[SHORT EXERCISE] Restate the data exactly as given and keep the pictures out.

** Start INPUT DATA **

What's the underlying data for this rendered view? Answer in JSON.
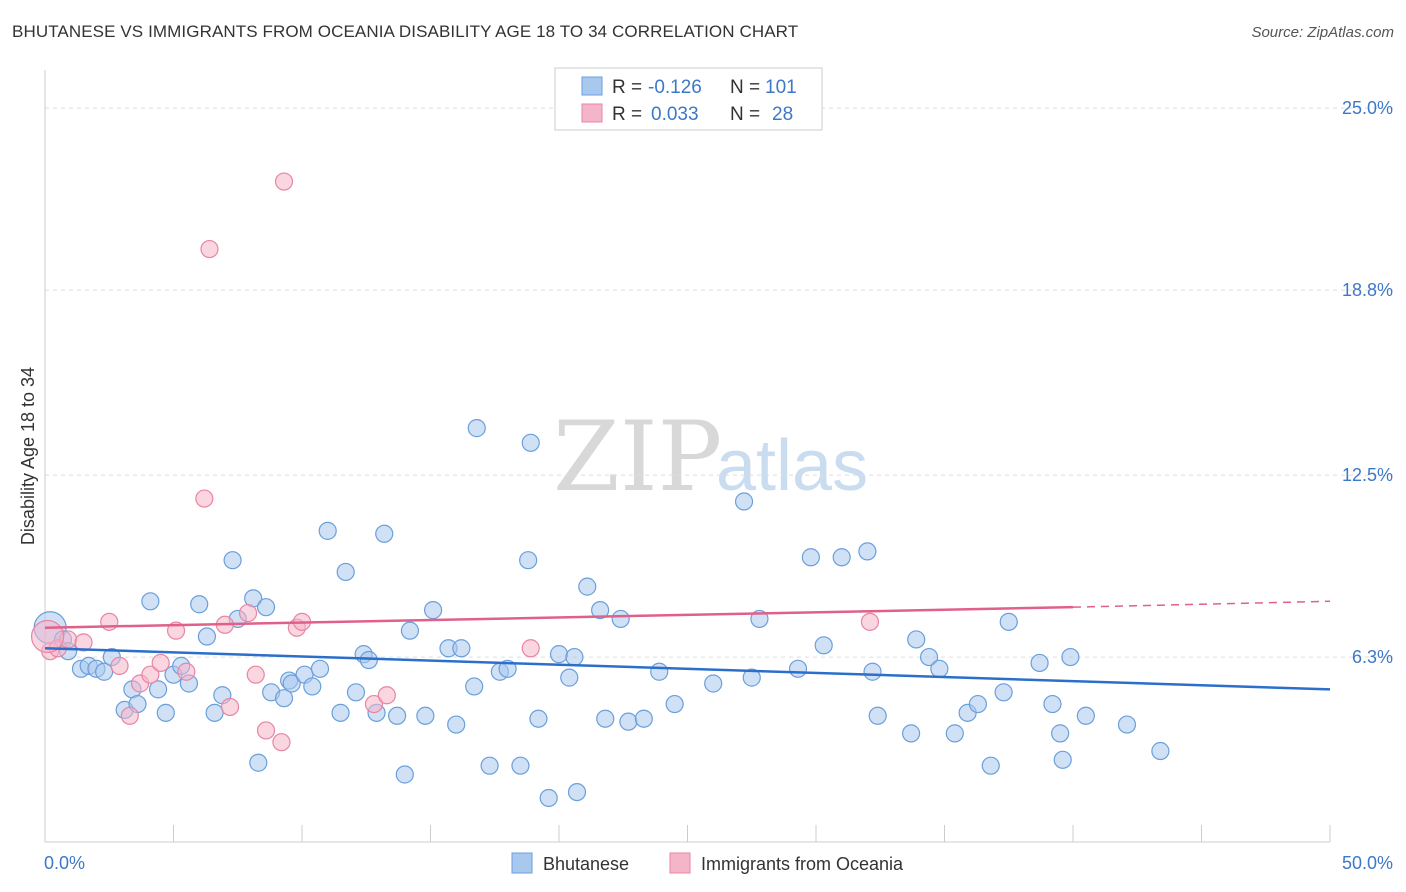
{
  "title": "BHUTANESE VS IMMIGRANTS FROM OCEANIA DISABILITY AGE 18 TO 34 CORRELATION CHART",
  "source": "Source: ZipAtlas.com",
  "watermark": {
    "zip": "ZIP",
    "atlas": "atlas"
  },
  "legend": {
    "rows": [
      {
        "r_label": "R = ",
        "r_value": "-0.126",
        "n_label": "N = ",
        "n_value": "101",
        "color": "#a9c8ee"
      },
      {
        "r_label": "R = ",
        "r_value": "0.033",
        "n_label": "N = ",
        "n_value": "28",
        "color": "#f5b5c8"
      }
    ]
  },
  "chart_data": {
    "type": "scatter",
    "title": "BHUTANESE VS IMMIGRANTS FROM OCEANIA DISABILITY AGE 18 TO 34 CORRELATION CHART",
    "xlabel": "",
    "ylabel": "Disability Age 18 to 34",
    "xlim": [
      0,
      50
    ],
    "ylim": [
      0,
      26.3
    ],
    "x_tick_labels": [
      "0.0%",
      "50.0%"
    ],
    "y_ticks": [
      6.3,
      12.5,
      18.8,
      25.0
    ],
    "y_tick_labels": [
      "6.3%",
      "12.5%",
      "18.8%",
      "25.0%"
    ],
    "grid": true,
    "legend_position": "top-center",
    "series": [
      {
        "name": "Bhutanese",
        "color": "#a9c8ee",
        "stroke": "#6a9fdc",
        "trend": {
          "x": [
            0,
            50
          ],
          "y": [
            6.6,
            5.2
          ],
          "color": "#2c6fcb"
        },
        "points": [
          [
            0.2,
            7.3
          ],
          [
            0.7,
            6.9
          ],
          [
            0.9,
            6.5
          ],
          [
            1.4,
            5.9
          ],
          [
            1.7,
            6.0
          ],
          [
            2.0,
            5.9
          ],
          [
            2.3,
            5.8
          ],
          [
            2.6,
            6.3
          ],
          [
            3.1,
            4.5
          ],
          [
            3.4,
            5.2
          ],
          [
            3.6,
            4.7
          ],
          [
            4.1,
            8.2
          ],
          [
            4.4,
            5.2
          ],
          [
            4.7,
            4.4
          ],
          [
            5.0,
            5.7
          ],
          [
            5.3,
            6.0
          ],
          [
            5.6,
            5.4
          ],
          [
            6.0,
            8.1
          ],
          [
            6.3,
            7.0
          ],
          [
            6.6,
            4.4
          ],
          [
            6.9,
            5.0
          ],
          [
            7.3,
            9.6
          ],
          [
            7.5,
            7.6
          ],
          [
            8.1,
            8.3
          ],
          [
            8.3,
            2.7
          ],
          [
            8.6,
            8.0
          ],
          [
            8.8,
            5.1
          ],
          [
            9.3,
            4.9
          ],
          [
            9.5,
            5.5
          ],
          [
            9.6,
            5.4
          ],
          [
            10.1,
            5.7
          ],
          [
            10.4,
            5.3
          ],
          [
            10.7,
            5.9
          ],
          [
            11.0,
            10.6
          ],
          [
            11.5,
            4.4
          ],
          [
            11.7,
            9.2
          ],
          [
            12.1,
            5.1
          ],
          [
            12.4,
            6.4
          ],
          [
            12.6,
            6.2
          ],
          [
            12.9,
            4.4
          ],
          [
            13.2,
            10.5
          ],
          [
            13.7,
            4.3
          ],
          [
            14.0,
            2.3
          ],
          [
            14.2,
            7.2
          ],
          [
            14.8,
            4.3
          ],
          [
            15.1,
            7.9
          ],
          [
            15.7,
            6.6
          ],
          [
            16.0,
            4.0
          ],
          [
            16.2,
            6.6
          ],
          [
            16.7,
            5.3
          ],
          [
            16.8,
            14.1
          ],
          [
            17.3,
            2.6
          ],
          [
            17.7,
            5.8
          ],
          [
            18.0,
            5.9
          ],
          [
            18.5,
            2.6
          ],
          [
            18.8,
            9.6
          ],
          [
            18.9,
            13.6
          ],
          [
            19.2,
            4.2
          ],
          [
            19.6,
            1.5
          ],
          [
            20.0,
            6.4
          ],
          [
            20.4,
            5.6
          ],
          [
            20.6,
            6.3
          ],
          [
            20.7,
            1.7
          ],
          [
            21.1,
            8.7
          ],
          [
            21.6,
            7.9
          ],
          [
            21.8,
            4.2
          ],
          [
            22.4,
            7.6
          ],
          [
            22.7,
            4.1
          ],
          [
            23.3,
            4.2
          ],
          [
            23.9,
            5.8
          ],
          [
            24.5,
            4.7
          ],
          [
            26.0,
            5.4
          ],
          [
            27.2,
            11.6
          ],
          [
            27.5,
            5.6
          ],
          [
            27.8,
            7.6
          ],
          [
            29.3,
            5.9
          ],
          [
            29.8,
            9.7
          ],
          [
            30.3,
            6.7
          ],
          [
            31.0,
            9.7
          ],
          [
            32.0,
            9.9
          ],
          [
            32.2,
            5.8
          ],
          [
            32.4,
            4.3
          ],
          [
            33.7,
            3.7
          ],
          [
            33.9,
            6.9
          ],
          [
            34.4,
            6.3
          ],
          [
            34.8,
            5.9
          ],
          [
            35.4,
            3.7
          ],
          [
            35.9,
            4.4
          ],
          [
            36.3,
            4.7
          ],
          [
            36.8,
            2.6
          ],
          [
            37.3,
            5.1
          ],
          [
            37.5,
            7.5
          ],
          [
            38.7,
            6.1
          ],
          [
            39.2,
            4.7
          ],
          [
            39.5,
            3.7
          ],
          [
            39.6,
            2.8
          ],
          [
            39.9,
            6.3
          ],
          [
            40.5,
            4.3
          ],
          [
            42.1,
            4.0
          ],
          [
            43.4,
            3.1
          ]
        ]
      },
      {
        "name": "Immigrants from Oceania",
        "color": "#f5b5c8",
        "stroke": "#e885a5",
        "trend": {
          "x": [
            0,
            40
          ],
          "y": [
            7.3,
            8.0
          ],
          "dash_to_x": 50,
          "dash_to_y": 8.2,
          "color": "#e0608a"
        },
        "points": [
          [
            0.2,
            6.5
          ],
          [
            0.5,
            6.6
          ],
          [
            0.9,
            6.9
          ],
          [
            1.5,
            6.8
          ],
          [
            2.5,
            7.5
          ],
          [
            2.9,
            6.0
          ],
          [
            3.3,
            4.3
          ],
          [
            3.7,
            5.4
          ],
          [
            4.1,
            5.7
          ],
          [
            4.5,
            6.1
          ],
          [
            5.1,
            7.2
          ],
          [
            5.5,
            5.8
          ],
          [
            6.2,
            11.7
          ],
          [
            6.4,
            20.2
          ],
          [
            7.0,
            7.4
          ],
          [
            7.2,
            4.6
          ],
          [
            7.9,
            7.8
          ],
          [
            8.2,
            5.7
          ],
          [
            8.6,
            3.8
          ],
          [
            9.2,
            3.4
          ],
          [
            9.3,
            22.5
          ],
          [
            9.8,
            7.3
          ],
          [
            10.0,
            7.5
          ],
          [
            12.8,
            4.7
          ],
          [
            13.3,
            5.0
          ],
          [
            18.9,
            6.6
          ],
          [
            32.1,
            7.5
          ],
          [
            0.1,
            7.0
          ]
        ]
      }
    ]
  },
  "bottom_legend": [
    {
      "label": "Bhutanese"
    },
    {
      "label": "Immigrants from Oceania"
    }
  ]
}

** End INPUT DATA **

[CORRECT RESPONSE]
What's the underlying data for this rendered view? Answer in JSON.
{
  "title": "BHUTANESE VS IMMIGRANTS FROM OCEANIA DISABILITY AGE 18 TO 34 CORRELATION CHART",
  "source": "Source: ZipAtlas.com",
  "watermark": {
    "zip": "ZIP",
    "atlas": "atlas"
  },
  "legend": {
    "rows": [
      {
        "r_label": "R = ",
        "r_value": "-0.126",
        "n_label": "N = ",
        "n_value": "101",
        "color": "#a9c8ee"
      },
      {
        "r_label": "R = ",
        "r_value": "0.033",
        "n_label": "N = ",
        "n_value": "28",
        "color": "#f5b5c8"
      }
    ]
  },
  "chart_data": {
    "type": "scatter",
    "title": "BHUTANESE VS IMMIGRANTS FROM OCEANIA DISABILITY AGE 18 TO 34 CORRELATION CHART",
    "xlabel": "",
    "ylabel": "Disability Age 18 to 34",
    "xlim": [
      0,
      50
    ],
    "ylim": [
      0,
      26.3
    ],
    "x_tick_labels": [
      "0.0%",
      "50.0%"
    ],
    "y_ticks": [
      6.3,
      12.5,
      18.8,
      25.0
    ],
    "y_tick_labels": [
      "6.3%",
      "12.5%",
      "18.8%",
      "25.0%"
    ],
    "grid": true,
    "legend_position": "top-center",
    "series": [
      {
        "name": "Bhutanese",
        "color": "#a9c8ee",
        "stroke": "#6a9fdc",
        "trend": {
          "x": [
            0,
            50
          ],
          "y": [
            6.6,
            5.2
          ],
          "color": "#2c6fcb"
        },
        "points": [
          [
            0.2,
            7.3
          ],
          [
            0.7,
            6.9
          ],
          [
            0.9,
            6.5
          ],
          [
            1.4,
            5.9
          ],
          [
            1.7,
            6.0
          ],
          [
            2.0,
            5.9
          ],
          [
            2.3,
            5.8
          ],
          [
            2.6,
            6.3
          ],
          [
            3.1,
            4.5
          ],
          [
            3.4,
            5.2
          ],
          [
            3.6,
            4.7
          ],
          [
            4.1,
            8.2
          ],
          [
            4.4,
            5.2
          ],
          [
            4.7,
            4.4
          ],
          [
            5.0,
            5.7
          ],
          [
            5.3,
            6.0
          ],
          [
            5.6,
            5.4
          ],
          [
            6.0,
            8.1
          ],
          [
            6.3,
            7.0
          ],
          [
            6.6,
            4.4
          ],
          [
            6.9,
            5.0
          ],
          [
            7.3,
            9.6
          ],
          [
            7.5,
            7.6
          ],
          [
            8.1,
            8.3
          ],
          [
            8.3,
            2.7
          ],
          [
            8.6,
            8.0
          ],
          [
            8.8,
            5.1
          ],
          [
            9.3,
            4.9
          ],
          [
            9.5,
            5.5
          ],
          [
            9.6,
            5.4
          ],
          [
            10.1,
            5.7
          ],
          [
            10.4,
            5.3
          ],
          [
            10.7,
            5.9
          ],
          [
            11.0,
            10.6
          ],
          [
            11.5,
            4.4
          ],
          [
            11.7,
            9.2
          ],
          [
            12.1,
            5.1
          ],
          [
            12.4,
            6.4
          ],
          [
            12.6,
            6.2
          ],
          [
            12.9,
            4.4
          ],
          [
            13.2,
            10.5
          ],
          [
            13.7,
            4.3
          ],
          [
            14.0,
            2.3
          ],
          [
            14.2,
            7.2
          ],
          [
            14.8,
            4.3
          ],
          [
            15.1,
            7.9
          ],
          [
            15.7,
            6.6
          ],
          [
            16.0,
            4.0
          ],
          [
            16.2,
            6.6
          ],
          [
            16.7,
            5.3
          ],
          [
            16.8,
            14.1
          ],
          [
            17.3,
            2.6
          ],
          [
            17.7,
            5.8
          ],
          [
            18.0,
            5.9
          ],
          [
            18.5,
            2.6
          ],
          [
            18.8,
            9.6
          ],
          [
            18.9,
            13.6
          ],
          [
            19.2,
            4.2
          ],
          [
            19.6,
            1.5
          ],
          [
            20.0,
            6.4
          ],
          [
            20.4,
            5.6
          ],
          [
            20.6,
            6.3
          ],
          [
            20.7,
            1.7
          ],
          [
            21.1,
            8.7
          ],
          [
            21.6,
            7.9
          ],
          [
            21.8,
            4.2
          ],
          [
            22.4,
            7.6
          ],
          [
            22.7,
            4.1
          ],
          [
            23.3,
            4.2
          ],
          [
            23.9,
            5.8
          ],
          [
            24.5,
            4.7
          ],
          [
            26.0,
            5.4
          ],
          [
            27.2,
            11.6
          ],
          [
            27.5,
            5.6
          ],
          [
            27.8,
            7.6
          ],
          [
            29.3,
            5.9
          ],
          [
            29.8,
            9.7
          ],
          [
            30.3,
            6.7
          ],
          [
            31.0,
            9.7
          ],
          [
            32.0,
            9.9
          ],
          [
            32.2,
            5.8
          ],
          [
            32.4,
            4.3
          ],
          [
            33.7,
            3.7
          ],
          [
            33.9,
            6.9
          ],
          [
            34.4,
            6.3
          ],
          [
            34.8,
            5.9
          ],
          [
            35.4,
            3.7
          ],
          [
            35.9,
            4.4
          ],
          [
            36.3,
            4.7
          ],
          [
            36.8,
            2.6
          ],
          [
            37.3,
            5.1
          ],
          [
            37.5,
            7.5
          ],
          [
            38.7,
            6.1
          ],
          [
            39.2,
            4.7
          ],
          [
            39.5,
            3.7
          ],
          [
            39.6,
            2.8
          ],
          [
            39.9,
            6.3
          ],
          [
            40.5,
            4.3
          ],
          [
            42.1,
            4.0
          ],
          [
            43.4,
            3.1
          ]
        ]
      },
      {
        "name": "Immigrants from Oceania",
        "color": "#f5b5c8",
        "stroke": "#e885a5",
        "trend": {
          "x": [
            0,
            40
          ],
          "y": [
            7.3,
            8.0
          ],
          "dash_to_x": 50,
          "dash_to_y": 8.2,
          "color": "#e0608a"
        },
        "points": [
          [
            0.2,
            6.5
          ],
          [
            0.5,
            6.6
          ],
          [
            0.9,
            6.9
          ],
          [
            1.5,
            6.8
          ],
          [
            2.5,
            7.5
          ],
          [
            2.9,
            6.0
          ],
          [
            3.3,
            4.3
          ],
          [
            3.7,
            5.4
          ],
          [
            4.1,
            5.7
          ],
          [
            4.5,
            6.1
          ],
          [
            5.1,
            7.2
          ],
          [
            5.5,
            5.8
          ],
          [
            6.2,
            11.7
          ],
          [
            6.4,
            20.2
          ],
          [
            7.0,
            7.4
          ],
          [
            7.2,
            4.6
          ],
          [
            7.9,
            7.8
          ],
          [
            8.2,
            5.7
          ],
          [
            8.6,
            3.8
          ],
          [
            9.2,
            3.4
          ],
          [
            9.3,
            22.5
          ],
          [
            9.8,
            7.3
          ],
          [
            10.0,
            7.5
          ],
          [
            12.8,
            4.7
          ],
          [
            13.3,
            5.0
          ],
          [
            18.9,
            6.6
          ],
          [
            32.1,
            7.5
          ],
          [
            0.1,
            7.0
          ]
        ]
      }
    ]
  },
  "bottom_legend": [
    {
      "label": "Bhutanese"
    },
    {
      "label": "Immigrants from Oceania"
    }
  ]
}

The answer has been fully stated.